_Task statement_. Below are entries. Pull out all lines containing "JSON".

_Recorded data_.
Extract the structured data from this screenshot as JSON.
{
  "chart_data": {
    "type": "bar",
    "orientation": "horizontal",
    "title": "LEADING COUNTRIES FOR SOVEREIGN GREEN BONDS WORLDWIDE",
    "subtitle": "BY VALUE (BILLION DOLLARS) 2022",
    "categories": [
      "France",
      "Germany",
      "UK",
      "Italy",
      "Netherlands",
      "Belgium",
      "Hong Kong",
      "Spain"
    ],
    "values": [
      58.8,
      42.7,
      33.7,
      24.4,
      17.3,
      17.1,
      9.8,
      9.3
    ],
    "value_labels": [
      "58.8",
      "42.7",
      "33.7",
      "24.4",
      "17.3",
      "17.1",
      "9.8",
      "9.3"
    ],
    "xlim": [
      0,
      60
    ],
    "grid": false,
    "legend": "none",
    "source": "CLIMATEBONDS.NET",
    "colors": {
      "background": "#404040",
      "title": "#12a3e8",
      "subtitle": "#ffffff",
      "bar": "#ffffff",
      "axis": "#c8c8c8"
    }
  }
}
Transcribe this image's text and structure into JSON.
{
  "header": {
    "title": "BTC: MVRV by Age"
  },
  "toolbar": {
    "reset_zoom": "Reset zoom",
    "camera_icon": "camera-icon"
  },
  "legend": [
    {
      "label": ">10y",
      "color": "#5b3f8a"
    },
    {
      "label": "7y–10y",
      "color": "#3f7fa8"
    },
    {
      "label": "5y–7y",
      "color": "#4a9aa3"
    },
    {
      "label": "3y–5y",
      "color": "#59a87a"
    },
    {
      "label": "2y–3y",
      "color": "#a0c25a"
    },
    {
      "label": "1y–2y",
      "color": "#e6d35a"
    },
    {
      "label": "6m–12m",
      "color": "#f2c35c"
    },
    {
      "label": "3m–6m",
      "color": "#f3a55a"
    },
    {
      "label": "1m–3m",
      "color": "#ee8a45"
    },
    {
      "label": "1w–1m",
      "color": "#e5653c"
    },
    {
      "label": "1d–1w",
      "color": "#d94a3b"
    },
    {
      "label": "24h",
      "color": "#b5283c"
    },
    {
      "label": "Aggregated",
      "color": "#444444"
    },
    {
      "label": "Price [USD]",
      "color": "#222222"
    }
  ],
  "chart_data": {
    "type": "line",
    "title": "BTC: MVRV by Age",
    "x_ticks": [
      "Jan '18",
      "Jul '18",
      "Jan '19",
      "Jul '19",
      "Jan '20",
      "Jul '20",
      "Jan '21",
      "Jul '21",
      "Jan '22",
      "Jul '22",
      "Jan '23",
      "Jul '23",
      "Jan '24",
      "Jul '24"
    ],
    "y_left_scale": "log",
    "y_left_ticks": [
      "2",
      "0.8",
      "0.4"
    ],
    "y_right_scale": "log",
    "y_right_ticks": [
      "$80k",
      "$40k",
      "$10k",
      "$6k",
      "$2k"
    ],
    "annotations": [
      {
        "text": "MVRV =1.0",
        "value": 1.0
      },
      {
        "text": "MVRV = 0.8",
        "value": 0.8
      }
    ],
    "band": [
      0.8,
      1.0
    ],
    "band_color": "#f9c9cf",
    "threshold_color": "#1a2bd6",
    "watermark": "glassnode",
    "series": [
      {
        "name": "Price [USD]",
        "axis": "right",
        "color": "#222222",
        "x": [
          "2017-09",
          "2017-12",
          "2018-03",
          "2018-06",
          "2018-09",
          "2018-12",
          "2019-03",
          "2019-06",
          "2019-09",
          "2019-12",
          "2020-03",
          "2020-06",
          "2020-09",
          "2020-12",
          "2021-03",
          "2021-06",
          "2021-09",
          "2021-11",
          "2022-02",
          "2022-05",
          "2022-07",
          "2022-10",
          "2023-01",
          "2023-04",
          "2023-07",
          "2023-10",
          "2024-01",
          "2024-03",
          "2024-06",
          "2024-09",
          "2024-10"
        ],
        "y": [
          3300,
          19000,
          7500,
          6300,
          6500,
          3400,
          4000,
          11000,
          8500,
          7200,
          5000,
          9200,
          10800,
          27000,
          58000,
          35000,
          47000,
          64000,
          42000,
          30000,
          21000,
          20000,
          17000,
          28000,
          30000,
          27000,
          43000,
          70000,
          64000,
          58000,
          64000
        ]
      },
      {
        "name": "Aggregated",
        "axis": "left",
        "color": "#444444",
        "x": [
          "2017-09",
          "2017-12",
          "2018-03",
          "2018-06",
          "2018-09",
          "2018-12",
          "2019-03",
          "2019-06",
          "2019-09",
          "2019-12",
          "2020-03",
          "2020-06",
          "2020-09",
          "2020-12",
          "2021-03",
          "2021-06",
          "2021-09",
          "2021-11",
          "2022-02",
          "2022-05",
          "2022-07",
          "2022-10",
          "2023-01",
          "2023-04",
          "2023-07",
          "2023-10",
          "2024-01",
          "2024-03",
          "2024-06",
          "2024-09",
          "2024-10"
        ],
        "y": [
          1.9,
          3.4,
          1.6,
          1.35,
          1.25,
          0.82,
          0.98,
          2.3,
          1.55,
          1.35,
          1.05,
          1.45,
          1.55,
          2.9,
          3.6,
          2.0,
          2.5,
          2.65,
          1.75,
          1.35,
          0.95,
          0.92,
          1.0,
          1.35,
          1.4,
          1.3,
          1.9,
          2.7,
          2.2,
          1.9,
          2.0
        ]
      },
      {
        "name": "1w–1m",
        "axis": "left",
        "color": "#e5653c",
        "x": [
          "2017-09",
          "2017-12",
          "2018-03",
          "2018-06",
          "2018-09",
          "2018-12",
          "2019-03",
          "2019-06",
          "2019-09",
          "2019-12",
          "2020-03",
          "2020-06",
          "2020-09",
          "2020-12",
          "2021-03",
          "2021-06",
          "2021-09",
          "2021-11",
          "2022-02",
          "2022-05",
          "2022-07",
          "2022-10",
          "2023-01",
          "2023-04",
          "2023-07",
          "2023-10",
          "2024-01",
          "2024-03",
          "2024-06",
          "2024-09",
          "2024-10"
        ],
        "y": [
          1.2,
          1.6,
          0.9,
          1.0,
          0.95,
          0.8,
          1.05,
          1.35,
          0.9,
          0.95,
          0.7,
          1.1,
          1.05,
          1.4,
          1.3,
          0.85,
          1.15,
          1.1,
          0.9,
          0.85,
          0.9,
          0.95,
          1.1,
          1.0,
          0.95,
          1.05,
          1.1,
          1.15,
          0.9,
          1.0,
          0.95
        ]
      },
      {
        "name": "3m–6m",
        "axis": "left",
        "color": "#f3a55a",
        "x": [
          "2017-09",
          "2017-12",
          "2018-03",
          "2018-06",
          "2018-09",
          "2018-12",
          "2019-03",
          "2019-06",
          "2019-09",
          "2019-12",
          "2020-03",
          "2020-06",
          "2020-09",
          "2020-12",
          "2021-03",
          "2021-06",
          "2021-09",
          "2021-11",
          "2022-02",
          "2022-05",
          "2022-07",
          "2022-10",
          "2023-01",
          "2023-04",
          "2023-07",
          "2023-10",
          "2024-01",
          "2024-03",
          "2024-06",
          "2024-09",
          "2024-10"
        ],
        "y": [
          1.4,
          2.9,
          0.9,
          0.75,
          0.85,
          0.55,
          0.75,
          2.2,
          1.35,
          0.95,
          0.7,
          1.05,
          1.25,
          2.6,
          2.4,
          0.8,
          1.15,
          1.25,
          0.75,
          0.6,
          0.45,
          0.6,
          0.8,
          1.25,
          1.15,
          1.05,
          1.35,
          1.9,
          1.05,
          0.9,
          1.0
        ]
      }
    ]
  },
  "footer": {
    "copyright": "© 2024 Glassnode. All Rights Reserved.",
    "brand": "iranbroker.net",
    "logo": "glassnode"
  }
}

_Correct output_.
Extract the structured data from this screenshot as JSON.
Transcribe this image's text and structure into JSON.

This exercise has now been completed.